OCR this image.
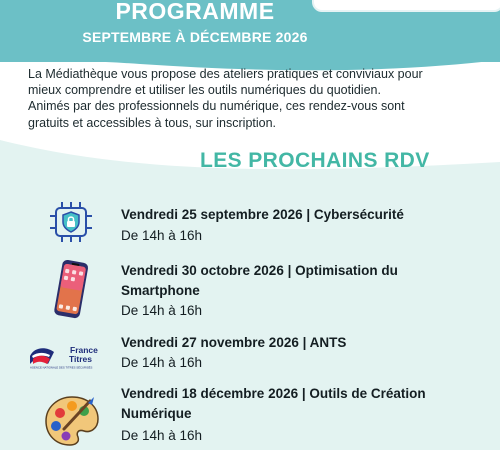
PROGRAMME
SEPTEMBRE À DÉCEMBRE 2026
La Médiathèque vous propose des ateliers pratiques et conviviaux pour
mieux comprendre et utiliser les outils numériques du quotidien.
Animés par des professionnels du numérique, ces rendez-vous sont
gratuits et accessibles à tous, sur inscription.
LES PROCHAINS RDV
Vendredi 25 septembre 2026 | Cybersécurité
De 14h à 16h
Vendredi 30 octobre 2026 | Optimisation du
Smartphone
De 14h à 16h
France
Titres
AGENCE NATIONALE DES TITRES SÉCURISÉS
Vendredi 27 novembre 2026 | ANTS
De 14h à 16h
Vendredi 18 décembre 2026 | Outils de Création
Numérique
De 14h à 16h
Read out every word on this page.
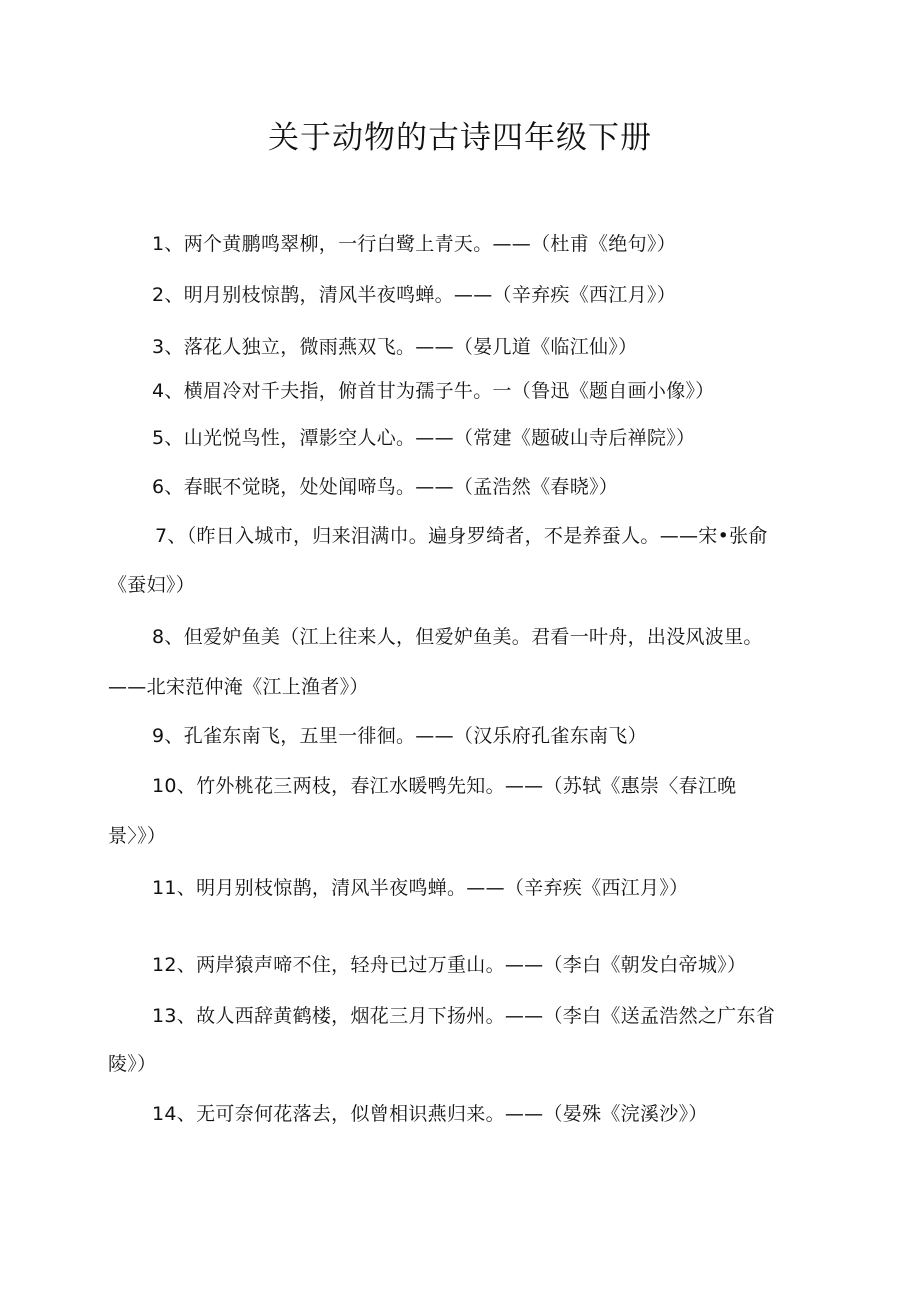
关于动物的古诗四年级下册
1、两个黄鹏鸣翠柳，一行白鹭上青天。——（杜甫《绝句》）
2、明月别枝惊鹊，清风半夜鸣蝉。——（辛弃疾《西江月》）
3、落花人独立，微雨燕双飞。——（晏几道《临江仙》）
4、横眉冷对千夫指，俯首甘为孺子牛。一（鲁迅《题自画小像》）
5、山光悦鸟性，潭影空人心。——（常建《题破山寺后禅院》）
6、春眠不觉晓，处处闻啼鸟。——（孟浩然《春晓》）
7、（昨日入城市，归来泪满巾。遍身罗绮者，不是养蚕人。——宋•张俞
《蚕妇》）
8、但爱妒鱼美（江上往来人，但爱妒鱼美。君看一叶舟，出没风波里。
——北宋范仲淹《江上渔者》）
9、孔雀东南飞，五里一徘徊。——（汉乐府孔雀东南飞）
10、竹外桃花三两枝，春江水暖鸭先知。——（苏轼《惠崇〈春江晚
景〉》）
11、明月别枝惊鹊，清风半夜鸣蝉。——（辛弃疾《西江月》）
12、两岸猿声啼不住，轻舟已过万重山。——（李白《朝发白帝城》）
13、故人西辞黄鹤楼，烟花三月下扬州。——（李白《送孟浩然之广东省
陵》）
14、无可奈何花落去，似曾相识燕归来。——（晏殊《浣溪沙》）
===============
WRITTEN REQUEST
Extract, exactly as written, the span of lines from the one holding "Read out every word on this page." through the last line, inclusive. Skip any picture.

CORRECT ANSWER
Read out every word on this page.
关于动物的古诗四年级下册
1、两个黄鹏鸣翠柳，一行白鹭上青天。——（杜甫《绝句》）
2、明月别枝惊鹊，清风半夜鸣蝉。——（辛弃疾《西江月》）
3、落花人独立，微雨燕双飞。——（晏几道《临江仙》）
4、横眉冷对千夫指，俯首甘为孺子牛。一（鲁迅《题自画小像》）
5、山光悦鸟性，潭影空人心。——（常建《题破山寺后禅院》）
6、春眠不觉晓，处处闻啼鸟。——（孟浩然《春晓》）
7、（昨日入城市，归来泪满巾。遍身罗绮者，不是养蚕人。——宋•张俞
《蚕妇》）
8、但爱妒鱼美（江上往来人，但爱妒鱼美。君看一叶舟，出没风波里。
——北宋范仲淹《江上渔者》）
9、孔雀东南飞，五里一徘徊。——（汉乐府孔雀东南飞）
10、竹外桃花三两枝，春江水暖鸭先知。——（苏轼《惠崇〈春江晚
景〉》）
11、明月别枝惊鹊，清风半夜鸣蝉。——（辛弃疾《西江月》）
12、两岸猿声啼不住，轻舟已过万重山。——（李白《朝发白帝城》）
13、故人西辞黄鹤楼，烟花三月下扬州。——（李白《送孟浩然之广东省
陵》）
14、无可奈何花落去，似曾相识燕归来。——（晏殊《浣溪沙》）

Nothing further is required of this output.